**Work required:** In the stretch from the line containing "brand-title: EXAM NOTIFICATION: [166, 44, 279, 56]" through the line containing "info-card-authority: AUTHORITY MP", change "info-card-label" to "info-card-caption" and leave everything else as it is. Give back only those lines.

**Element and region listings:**
####################
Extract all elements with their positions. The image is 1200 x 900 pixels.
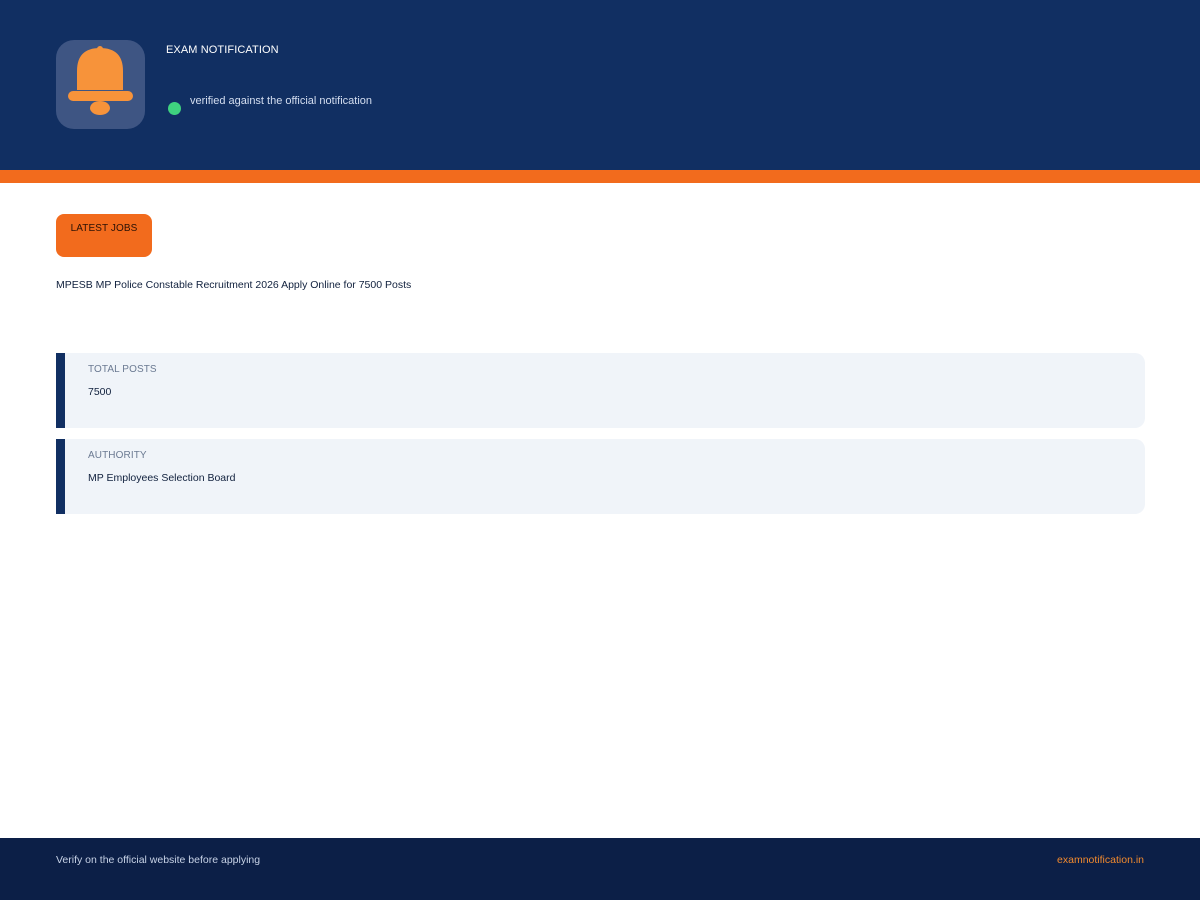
brand-title: EXAM NOTIFICATION: [166, 44, 279, 56]
job-headline: MPESB MP Police Constable Recruitment 20…: [56, 279, 412, 291]
footer-site-link[interactable]: examnotification.in: [1057, 854, 1144, 866]
info-card-label: AUTHORITY: [88, 450, 147, 461]
accent-stripe: [0, 170, 1200, 183]
info-card-label: TOTAL POSTS: [88, 364, 157, 375]
info-card-value: MP Employees Selection Board: [88, 472, 236, 484]
info-card-authority: AUTHORITY MP Employees Selection Board: [56, 439, 1145, 514]
header: EXAM NOTIFICATION verified against the o…: [0, 0, 1200, 170]
bell-icon: [68, 46, 133, 115]
info-card-value: 7500: [88, 386, 112, 398]
info-card-total-posts: TOTAL POSTS 7500: [56, 353, 1145, 428]
verified-status-dot: [168, 102, 181, 115]
page: EXAM NOTIFICATION verified against the o…: [0, 0, 1200, 900]
category-badge: LATEST JOBS: [56, 214, 152, 257]
app-logo-tile: [56, 40, 145, 129]
footer: Verify on the official website before ap…: [0, 838, 1200, 900]
verified-status-text: verified against the official notificati…: [190, 95, 373, 107]
footer-disclaimer: Verify on the official website before ap…: [56, 854, 261, 866]
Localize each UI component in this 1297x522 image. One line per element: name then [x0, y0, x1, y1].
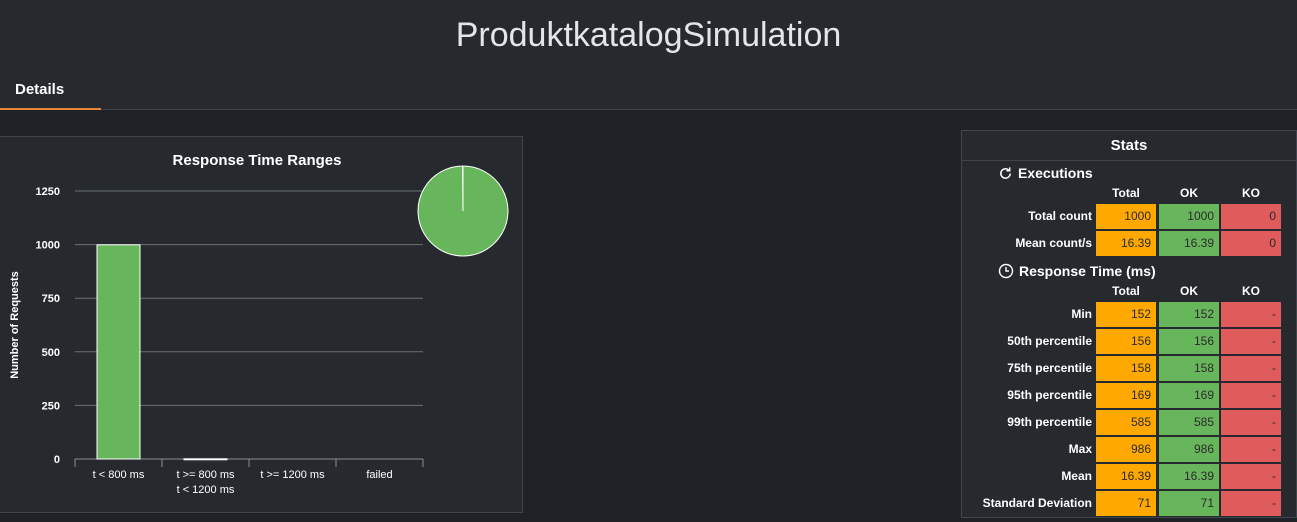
column-header: OK: [1180, 284, 1198, 298]
stats-cell-total: 1000: [1096, 204, 1156, 229]
stats-cell-ko: -: [1221, 491, 1281, 516]
stats-cell-ok: 169: [1159, 383, 1219, 408]
tab-details[interactable]: Details: [0, 76, 101, 110]
column-header: KO: [1242, 284, 1260, 298]
stats-row-label: 95th percentile: [1007, 388, 1092, 402]
stats-cell-ok: 156: [1159, 329, 1219, 354]
stats-row-label: Min: [1071, 307, 1092, 321]
stats-row-label: Mean: [1061, 469, 1092, 483]
stats-cell-ko: -: [1221, 464, 1281, 489]
chart-title: Response Time Ranges: [173, 152, 342, 169]
stats-cell-ko: 0: [1221, 231, 1281, 256]
x-tick-label: t >= 1200 ms: [260, 469, 325, 481]
column-header: OK: [1180, 186, 1198, 200]
response-time-ranges-panel: Response Time Ranges Number of Requests 0 2…: [0, 136, 523, 513]
clock-icon: [998, 263, 1014, 279]
stats-title: Stats: [962, 131, 1296, 161]
stats-cell-ok: 585: [1159, 410, 1219, 435]
y-tick-label: 1000: [36, 240, 60, 252]
y-tick-label: 1250: [36, 186, 60, 198]
stats-row-label: 50th percentile: [1007, 334, 1092, 348]
stats-cell-ko: -: [1221, 356, 1281, 381]
executions-section-title: Executions: [998, 163, 1093, 183]
y-tick-label: 0: [54, 454, 60, 466]
column-header: KO: [1242, 186, 1260, 200]
refresh-icon: [1000, 166, 1011, 179]
stats-cell-ok: 986: [1159, 437, 1219, 462]
stats-cell-ok: 152: [1159, 302, 1219, 327]
stats-row-label: 75th percentile: [1007, 361, 1092, 375]
stats-row-label: 99th percentile: [1007, 415, 1092, 429]
response-time-section-title: Response Time (ms): [998, 261, 1156, 281]
page-title: ProduktkatalogSimulation: [455, 16, 842, 54]
stats-row-label: Total count: [1028, 209, 1092, 223]
x-tick-label: failed: [366, 469, 392, 481]
stats-cell-ko: 0: [1221, 204, 1281, 229]
stats-row-label: Mean count/s: [1015, 236, 1092, 250]
y-tick-label: 500: [42, 347, 60, 359]
response-time-title: Response Time (ms): [1019, 263, 1156, 279]
column-header: Total: [1112, 284, 1140, 298]
stats-row-label: Max: [1068, 442, 1092, 456]
bar: [96, 244, 141, 460]
stats-cell-ko: -: [1221, 383, 1281, 408]
stats-cell-ok: 158: [1159, 356, 1219, 381]
stats-row-label: Standard Deviation: [982, 496, 1092, 510]
stats-cell-total: 986: [1096, 437, 1156, 462]
executions-title: Executions: [1018, 165, 1093, 181]
stats-cell-total: 71: [1096, 491, 1156, 516]
stats-cell-ok: 16.39: [1159, 464, 1219, 489]
stats-cell-ko: -: [1221, 302, 1281, 327]
x-tick-label: t < 800 ms: [93, 469, 145, 481]
stats-cell-total: 152: [1096, 302, 1156, 327]
stats-panel: Stats Executions Response Time (ms) Tota…: [961, 130, 1297, 518]
stats-cell-total: 158: [1096, 356, 1156, 381]
stats-cell-total: 16.39: [1096, 464, 1156, 489]
stats-cell-ok: 1000: [1159, 204, 1219, 229]
stats-cell-total: 169: [1096, 383, 1156, 408]
y-axis-label: Number of Requests: [9, 271, 21, 379]
x-tick-label: t < 1200 ms: [177, 484, 235, 496]
bar: [183, 458, 228, 461]
stats-cell-total: 16.39: [1096, 231, 1156, 256]
stats-cell-total: 585: [1096, 410, 1156, 435]
y-tick-label: 750: [42, 293, 60, 305]
stats-cell-ko: -: [1221, 329, 1281, 354]
header: ProduktkatalogSimulation Details: [0, 0, 1297, 110]
response-time-ranges-chart: Response Time Ranges Number of Requests 0 2…: [9, 152, 509, 496]
stats-cell-total: 156: [1096, 329, 1156, 354]
stats-cell-ok: 71: [1159, 491, 1219, 516]
stats-cell-ko: -: [1221, 437, 1281, 462]
stats-cell-ok: 16.39: [1159, 231, 1219, 256]
column-header: Total: [1112, 186, 1140, 200]
y-tick-label: 250: [42, 400, 60, 412]
x-tick-label: t >= 800 ms: [176, 469, 235, 481]
stats-cell-ko: -: [1221, 410, 1281, 435]
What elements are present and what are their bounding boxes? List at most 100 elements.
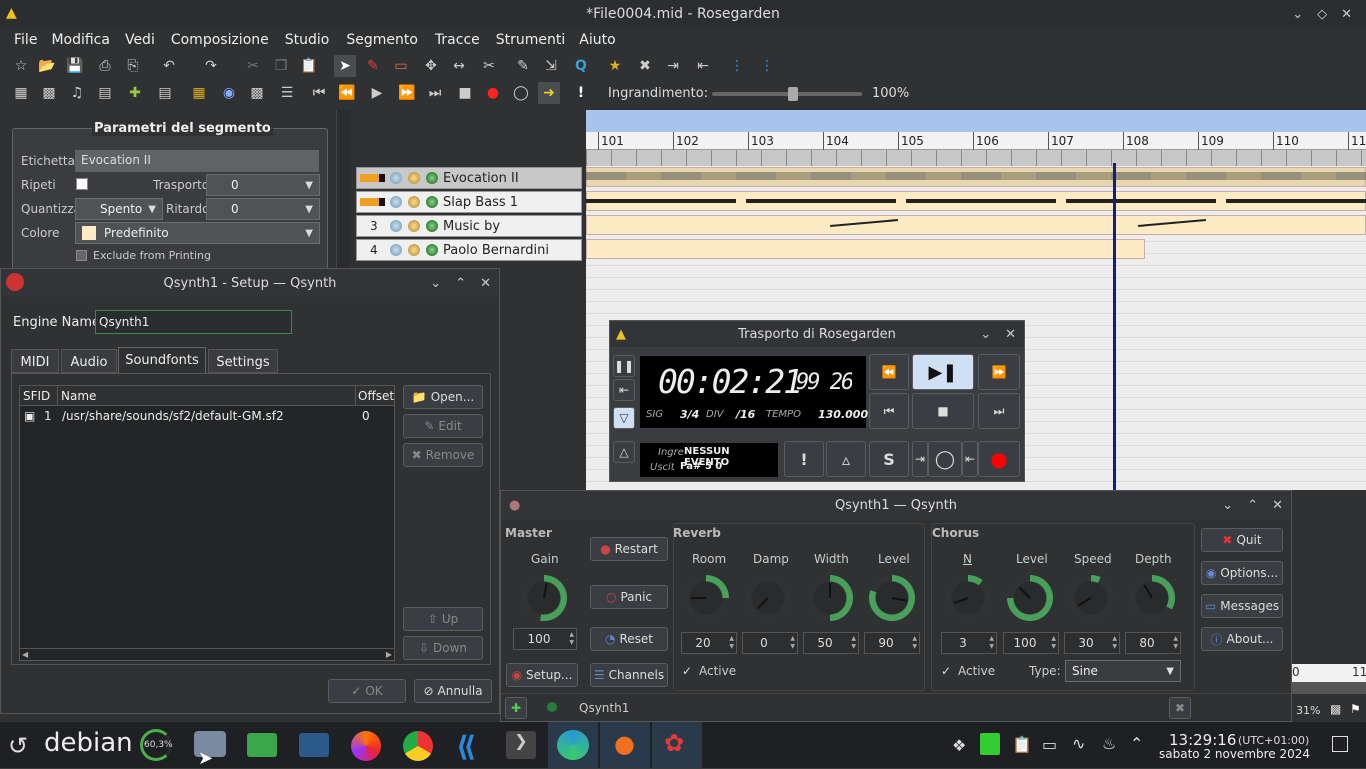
event-list-icon[interactable]: ▤ [94, 82, 116, 104]
chorus-level-knob[interactable] [1007, 575, 1053, 621]
reverb-width-spinbox[interactable]: 50 [803, 632, 859, 654]
ok-button[interactable]: ✓ OK [328, 679, 406, 703]
transport-minimize-icon[interactable]: ⌄ [980, 327, 991, 342]
zoom-slider-handle[interactable] [788, 87, 798, 101]
messages-button[interactable]: ▭ Messages [1201, 594, 1283, 618]
join-tool-icon[interactable]: ✎ [512, 55, 534, 77]
track-solo-icon[interactable] [408, 220, 420, 232]
label-field[interactable]: Evocation II [75, 150, 319, 172]
repeat-checkbox[interactable] [76, 178, 88, 190]
move-up-button[interactable]: ⇧ Up [403, 607, 483, 631]
gain-spinbox[interactable]: 100 [513, 628, 577, 650]
scroll-right-icon[interactable]: ▶ [386, 650, 392, 659]
transport-close-icon[interactable]: ✕ [1005, 327, 1016, 342]
menu-studio[interactable]: Studio [285, 32, 330, 48]
tab-audio[interactable]: Audio [61, 349, 117, 373]
maximize-icon[interactable]: ◇ [1317, 7, 1327, 22]
transport-record-button[interactable]: ● [978, 441, 1020, 477]
qsynth-minimize-icon[interactable]: ⌄ [1222, 498, 1233, 513]
debian-swirl-icon[interactable]: ↺ [8, 732, 28, 760]
tab-soundfonts[interactable]: Soundfonts [118, 347, 206, 373]
track-header[interactable]: 4 Paolo Bernardini [356, 239, 582, 261]
track-solo-icon[interactable] [408, 244, 420, 256]
stop-icon[interactable]: ■ [454, 82, 476, 104]
chorus-depth-knob[interactable] [1129, 575, 1175, 621]
battery-icon[interactable]: ▭ [1042, 735, 1057, 754]
close-icon[interactable]: ✕ [1341, 7, 1352, 22]
gain-knob[interactable] [521, 575, 567, 621]
quit-button[interactable]: ✖ Quit [1201, 528, 1283, 552]
engine-name-input[interactable]: Qsynth1 [95, 310, 292, 334]
bottom-scrollbar-fragment[interactable] [1292, 682, 1366, 694]
color-select[interactable]: Predefinito [75, 222, 320, 244]
transport-pause-small[interactable]: ❚❚ [613, 355, 635, 377]
chorus-speed-knob[interactable] [1068, 575, 1114, 621]
chorus-active-check-icon[interactable]: ✓ [941, 664, 951, 678]
file-manager-icon[interactable] [247, 733, 277, 757]
loop-start-icon[interactable]: ⇥ [662, 55, 684, 77]
transport-loop-start-button[interactable]: ⇥ [912, 441, 928, 477]
studio-icon[interactable]: ☰ [276, 82, 298, 104]
remove-engine-button[interactable]: ✖ [1169, 697, 1191, 719]
resize-tool-icon[interactable]: ↔ [448, 55, 470, 77]
track-record-icon[interactable] [426, 220, 438, 232]
chorus-depth-spinbox[interactable]: 80 [1125, 632, 1181, 654]
transport-play-pause-button[interactable]: ▶❚ [912, 354, 974, 390]
chorus-level-spinbox[interactable]: 100 [1003, 632, 1059, 654]
firefox-icon[interactable] [351, 731, 381, 761]
reverb-damp-knob[interactable] [745, 575, 791, 621]
vscode-icon[interactable]: ⟪ [456, 730, 476, 763]
col-offset[interactable]: Offset [356, 386, 394, 406]
save-icon[interactable]: 💾 [64, 55, 86, 77]
transport-panic-button[interactable]: ! [784, 441, 824, 477]
params-scrollbar[interactable] [336, 110, 350, 270]
track-mute-icon[interactable] [390, 196, 402, 208]
chorus-n-knob[interactable] [945, 575, 991, 621]
tab-settings[interactable]: Settings [208, 349, 278, 373]
undo-icon[interactable]: ↶ [158, 55, 180, 77]
track-mute-icon[interactable] [390, 172, 402, 184]
os-label[interactable]: debian [44, 728, 133, 758]
segment-paolo-bernardini[interactable] [586, 239, 1145, 259]
about-button[interactable]: ⓘ About... [1201, 627, 1283, 651]
clipboard-icon[interactable]: 📋 [1012, 735, 1032, 754]
track-header[interactable]: Slap Bass 1 [356, 191, 582, 213]
segment-music-by[interactable] [586, 215, 1366, 235]
qsynth-close-icon[interactable]: ✕ [1272, 498, 1283, 513]
restart-button[interactable]: ● Restart [590, 537, 668, 561]
erase-tool-icon[interactable]: ▭ [390, 55, 412, 77]
menu-file[interactable]: File [14, 32, 37, 48]
track-mute-icon[interactable] [390, 244, 402, 256]
transport-metronome-button[interactable]: ▵ [826, 441, 866, 477]
transport-fast-forward-button[interactable]: ⏩ [978, 354, 1020, 390]
track-record-icon[interactable] [426, 244, 438, 256]
reverb-width-knob[interactable] [807, 575, 853, 621]
play-icon[interactable]: ▶ [366, 82, 388, 104]
wifi-icon[interactable]: ∿ [1072, 734, 1085, 753]
tray-expand-icon[interactable]: ⌃ [1130, 734, 1143, 753]
percussion-editor-icon[interactable]: ▩ [38, 82, 60, 104]
open-icon[interactable]: 📂 [36, 55, 58, 77]
menu-tracce[interactable]: Tracce [435, 32, 480, 48]
track-header[interactable]: Evocation II [356, 167, 582, 189]
scroll-left-icon[interactable]: ◀ [22, 650, 28, 659]
zoom-in-icon[interactable]: ⋮ [726, 55, 748, 77]
notation-editor-icon[interactable]: ♫ [66, 82, 88, 104]
chorus-speed-spinbox[interactable]: 30 [1064, 632, 1120, 654]
show-desktop-icon[interactable] [1332, 736, 1348, 752]
stretch-tool-icon[interactable]: ⇲ [540, 55, 562, 77]
setup-maximize-icon[interactable]: ⌃ [455, 276, 466, 291]
qsynth-maximize-icon[interactable]: ⌃ [1247, 498, 1258, 513]
panic-button[interactable]: ○ Panic [590, 585, 668, 609]
scroll-follow-icon[interactable]: ➜ [538, 82, 560, 104]
dropbox-icon[interactable]: ❖ [952, 736, 966, 755]
fast-forward-icon[interactable]: ⏩ [396, 82, 418, 104]
delay-select[interactable]: 0 [206, 198, 320, 220]
midi-mixer-icon[interactable]: ▦ [188, 82, 210, 104]
redo-icon[interactable]: ↷ [200, 55, 222, 77]
transport-goto-start-button[interactable]: ⏮ [869, 393, 909, 429]
remove-soundfont-button[interactable]: ✖ Remove [403, 443, 483, 467]
rewind-icon[interactable]: ⏪ [336, 82, 358, 104]
quantize-select[interactable]: Spento [75, 198, 163, 220]
chorus-type-select[interactable]: Sine [1065, 660, 1181, 682]
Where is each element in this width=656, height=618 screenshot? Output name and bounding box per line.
####################
**Answer to this problem:**
brand-title: EXAM NOTIFICATION: [166, 44, 279, 56]
job-headline: MPESB MP Police Constable Recruitment 20…: [56, 279, 412, 291]
footer-site-link[interactable]: examnotification.in: [1057, 854, 1144, 866]
info-card-caption: AUTHORITY: [88, 450, 147, 461]
accent-stripe: [0, 170, 1200, 183]
info-card-caption: TOTAL POSTS: [88, 364, 157, 375]
info-card-value: MP Employees Selection Board: [88, 472, 236, 484]
info-card-authority: AUTHORITY MP Employees Selection Board: [56, 439, 1145, 514]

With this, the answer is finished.